**JOB:** Reproduce the data exactly and drop any pictures it holds.

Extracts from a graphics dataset
>> start

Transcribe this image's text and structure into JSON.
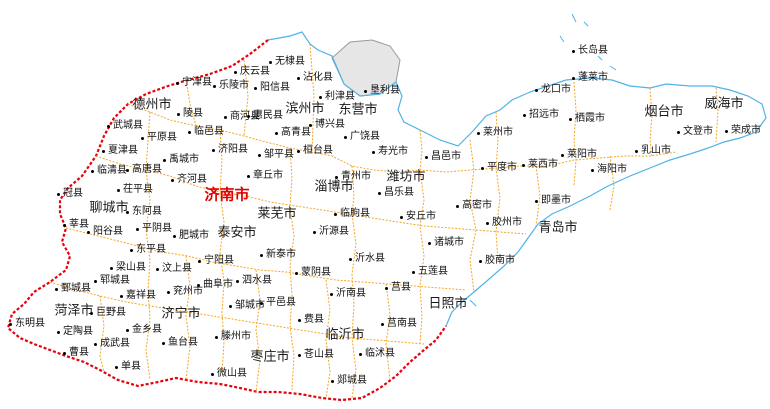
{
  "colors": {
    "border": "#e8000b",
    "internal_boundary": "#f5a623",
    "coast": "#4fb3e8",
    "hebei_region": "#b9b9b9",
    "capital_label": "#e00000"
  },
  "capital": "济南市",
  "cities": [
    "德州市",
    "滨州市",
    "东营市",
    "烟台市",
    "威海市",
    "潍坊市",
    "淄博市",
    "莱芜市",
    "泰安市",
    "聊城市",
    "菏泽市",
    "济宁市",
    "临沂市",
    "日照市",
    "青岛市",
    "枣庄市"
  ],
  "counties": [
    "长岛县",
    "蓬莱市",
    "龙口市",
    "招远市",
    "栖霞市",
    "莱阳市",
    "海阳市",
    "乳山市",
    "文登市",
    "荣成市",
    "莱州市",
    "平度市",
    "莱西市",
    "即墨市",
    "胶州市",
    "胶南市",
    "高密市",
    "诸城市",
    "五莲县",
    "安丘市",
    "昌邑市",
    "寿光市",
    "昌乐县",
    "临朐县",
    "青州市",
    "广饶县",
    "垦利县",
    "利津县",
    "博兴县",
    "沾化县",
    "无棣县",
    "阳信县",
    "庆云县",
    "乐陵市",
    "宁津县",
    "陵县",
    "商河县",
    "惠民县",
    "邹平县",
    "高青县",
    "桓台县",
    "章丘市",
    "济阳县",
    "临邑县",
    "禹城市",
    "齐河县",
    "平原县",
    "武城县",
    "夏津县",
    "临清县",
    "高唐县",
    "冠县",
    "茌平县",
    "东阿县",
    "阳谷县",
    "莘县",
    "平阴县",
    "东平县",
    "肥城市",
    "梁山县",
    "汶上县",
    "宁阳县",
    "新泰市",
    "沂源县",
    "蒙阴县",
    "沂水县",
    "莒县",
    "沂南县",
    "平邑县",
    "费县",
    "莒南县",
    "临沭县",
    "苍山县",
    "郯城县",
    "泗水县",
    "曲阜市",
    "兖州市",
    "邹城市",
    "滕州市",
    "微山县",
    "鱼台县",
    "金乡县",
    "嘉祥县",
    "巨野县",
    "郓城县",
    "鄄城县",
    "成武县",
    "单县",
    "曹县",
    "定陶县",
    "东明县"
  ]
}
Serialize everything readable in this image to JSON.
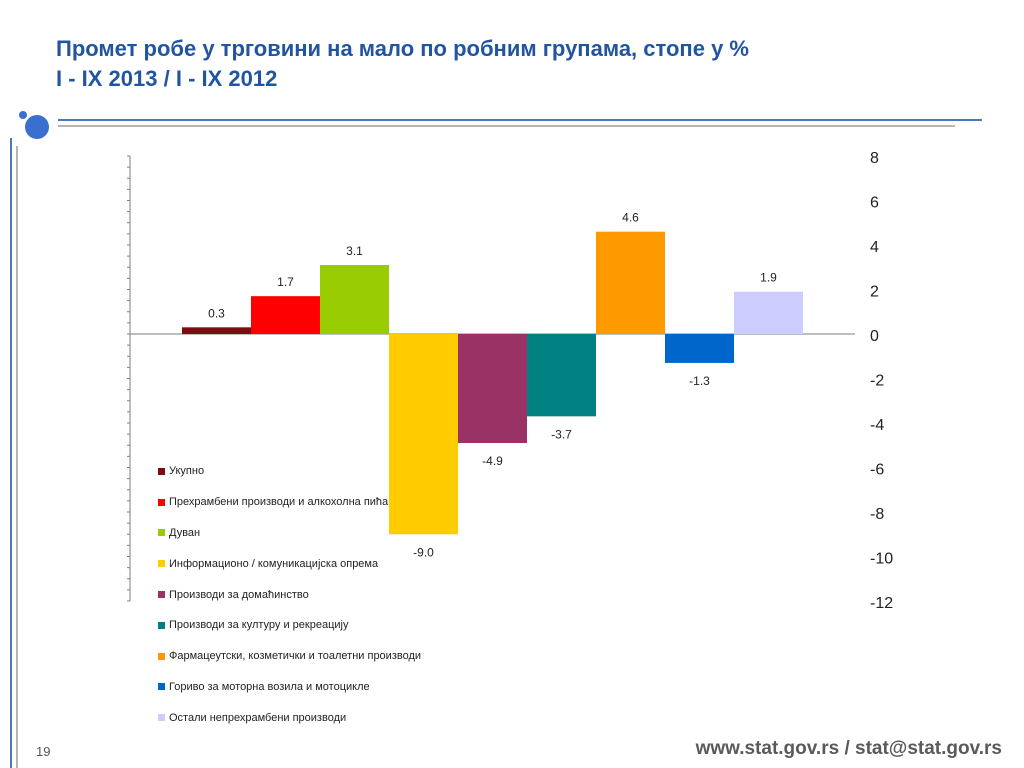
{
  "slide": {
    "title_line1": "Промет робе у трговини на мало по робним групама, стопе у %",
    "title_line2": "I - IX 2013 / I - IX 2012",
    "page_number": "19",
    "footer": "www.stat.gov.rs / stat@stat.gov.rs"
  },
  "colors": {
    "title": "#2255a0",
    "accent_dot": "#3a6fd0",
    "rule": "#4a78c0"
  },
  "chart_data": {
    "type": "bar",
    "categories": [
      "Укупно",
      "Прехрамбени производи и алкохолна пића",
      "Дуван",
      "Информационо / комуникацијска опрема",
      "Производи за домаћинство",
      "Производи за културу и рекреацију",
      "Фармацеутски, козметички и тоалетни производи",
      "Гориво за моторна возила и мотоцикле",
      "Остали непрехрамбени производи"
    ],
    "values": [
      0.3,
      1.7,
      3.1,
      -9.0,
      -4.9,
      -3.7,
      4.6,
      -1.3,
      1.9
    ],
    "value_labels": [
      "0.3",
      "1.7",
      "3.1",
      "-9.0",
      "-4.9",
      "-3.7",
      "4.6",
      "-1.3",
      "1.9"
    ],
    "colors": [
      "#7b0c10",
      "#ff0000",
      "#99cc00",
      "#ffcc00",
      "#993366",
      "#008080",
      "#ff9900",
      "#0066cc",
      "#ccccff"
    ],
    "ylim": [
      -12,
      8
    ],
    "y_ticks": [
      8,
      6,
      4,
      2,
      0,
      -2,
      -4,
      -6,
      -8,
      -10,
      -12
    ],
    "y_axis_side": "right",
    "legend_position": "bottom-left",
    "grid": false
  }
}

>> end

**RESPONSE:**
Transcribe this image's text and structure into JSON.
{
  "colors": {
    "border": "#e8000b",
    "internal_boundary": "#f5a623",
    "coast": "#4fb3e8",
    "hebei_region": "#b9b9b9",
    "capital_label": "#e00000"
  },
  "capital": "济南市",
  "cities": [
    "德州市",
    "滨州市",
    "东营市",
    "烟台市",
    "威海市",
    "潍坊市",
    "淄博市",
    "莱芜市",
    "泰安市",
    "聊城市",
    "菏泽市",
    "济宁市",
    "临沂市",
    "日照市",
    "青岛市",
    "枣庄市"
  ],
  "counties": [
    "长岛县",
    "蓬莱市",
    "龙口市",
    "招远市",
    "栖霞市",
    "莱阳市",
    "海阳市",
    "乳山市",
    "文登市",
    "荣成市",
    "莱州市",
    "平度市",
    "莱西市",
    "即墨市",
    "胶州市",
    "胶南市",
    "高密市",
    "诸城市",
    "五莲县",
    "安丘市",
    "昌邑市",
    "寿光市",
    "昌乐县",
    "临朐县",
    "青州市",
    "广饶县",
    "垦利县",
    "利津县",
    "博兴县",
    "沾化县",
    "无棣县",
    "阳信县",
    "庆云县",
    "乐陵市",
    "宁津县",
    "陵县",
    "商河县",
    "惠民县",
    "邹平县",
    "高青县",
    "桓台县",
    "章丘市",
    "济阳县",
    "临邑县",
    "禹城市",
    "齐河县",
    "平原县",
    "武城县",
    "夏津县",
    "临清县",
    "高唐县",
    "冠县",
    "茌平县",
    "东阿县",
    "阳谷县",
    "莘县",
    "平阴县",
    "东平县",
    "肥城市",
    "梁山县",
    "汶上县",
    "宁阳县",
    "新泰市",
    "沂源县",
    "蒙阴县",
    "沂水县",
    "莒县",
    "沂南县",
    "平邑县",
    "费县",
    "莒南县",
    "临沭县",
    "苍山县",
    "郯城县",
    "泗水县",
    "曲阜市",
    "兖州市",
    "邹城市",
    "滕州市",
    "微山县",
    "鱼台县",
    "金乡县",
    "嘉祥县",
    "巨野县",
    "郓城县",
    "鄄城县",
    "成武县",
    "单县",
    "曹县",
    "定陶县",
    "东明县"
  ]
}
Serialize everything readable in this image to JSON.
{
  "slide": {
    "title_line1": "Промет робе у трговини на мало по робним групама, стопе у %",
    "title_line2": "I - IX 2013 / I - IX 2012",
    "page_number": "19",
    "footer": "www.stat.gov.rs / stat@stat.gov.rs"
  },
  "colors": {
    "title": "#2255a0",
    "accent_dot": "#3a6fd0",
    "rule": "#4a78c0"
  },
  "chart_data": {
    "type": "bar",
    "categories": [
      "Укупно",
      "Прехрамбени производи и алкохолна пића",
      "Дуван",
      "Информационо / комуникацијска опрема",
      "Производи за домаћинство",
      "Производи за културу и рекреацију",
      "Фармацеутски, козметички и тоалетни производи",
      "Гориво за моторна возила и мотоцикле",
      "Остали непрехрамбени производи"
    ],
    "values": [
      0.3,
      1.7,
      3.1,
      -9.0,
      -4.9,
      -3.7,
      4.6,
      -1.3,
      1.9
    ],
    "value_labels": [
      "0.3",
      "1.7",
      "3.1",
      "-9.0",
      "-4.9",
      "-3.7",
      "4.6",
      "-1.3",
      "1.9"
    ],
    "colors": [
      "#7b0c10",
      "#ff0000",
      "#99cc00",
      "#ffcc00",
      "#993366",
      "#008080",
      "#ff9900",
      "#0066cc",
      "#ccccff"
    ],
    "ylim": [
      -12,
      8
    ],
    "y_ticks": [
      8,
      6,
      4,
      2,
      0,
      -2,
      -4,
      -6,
      -8,
      -10,
      -12
    ],
    "y_axis_side": "right",
    "legend_position": "bottom-left",
    "grid": false
  }
}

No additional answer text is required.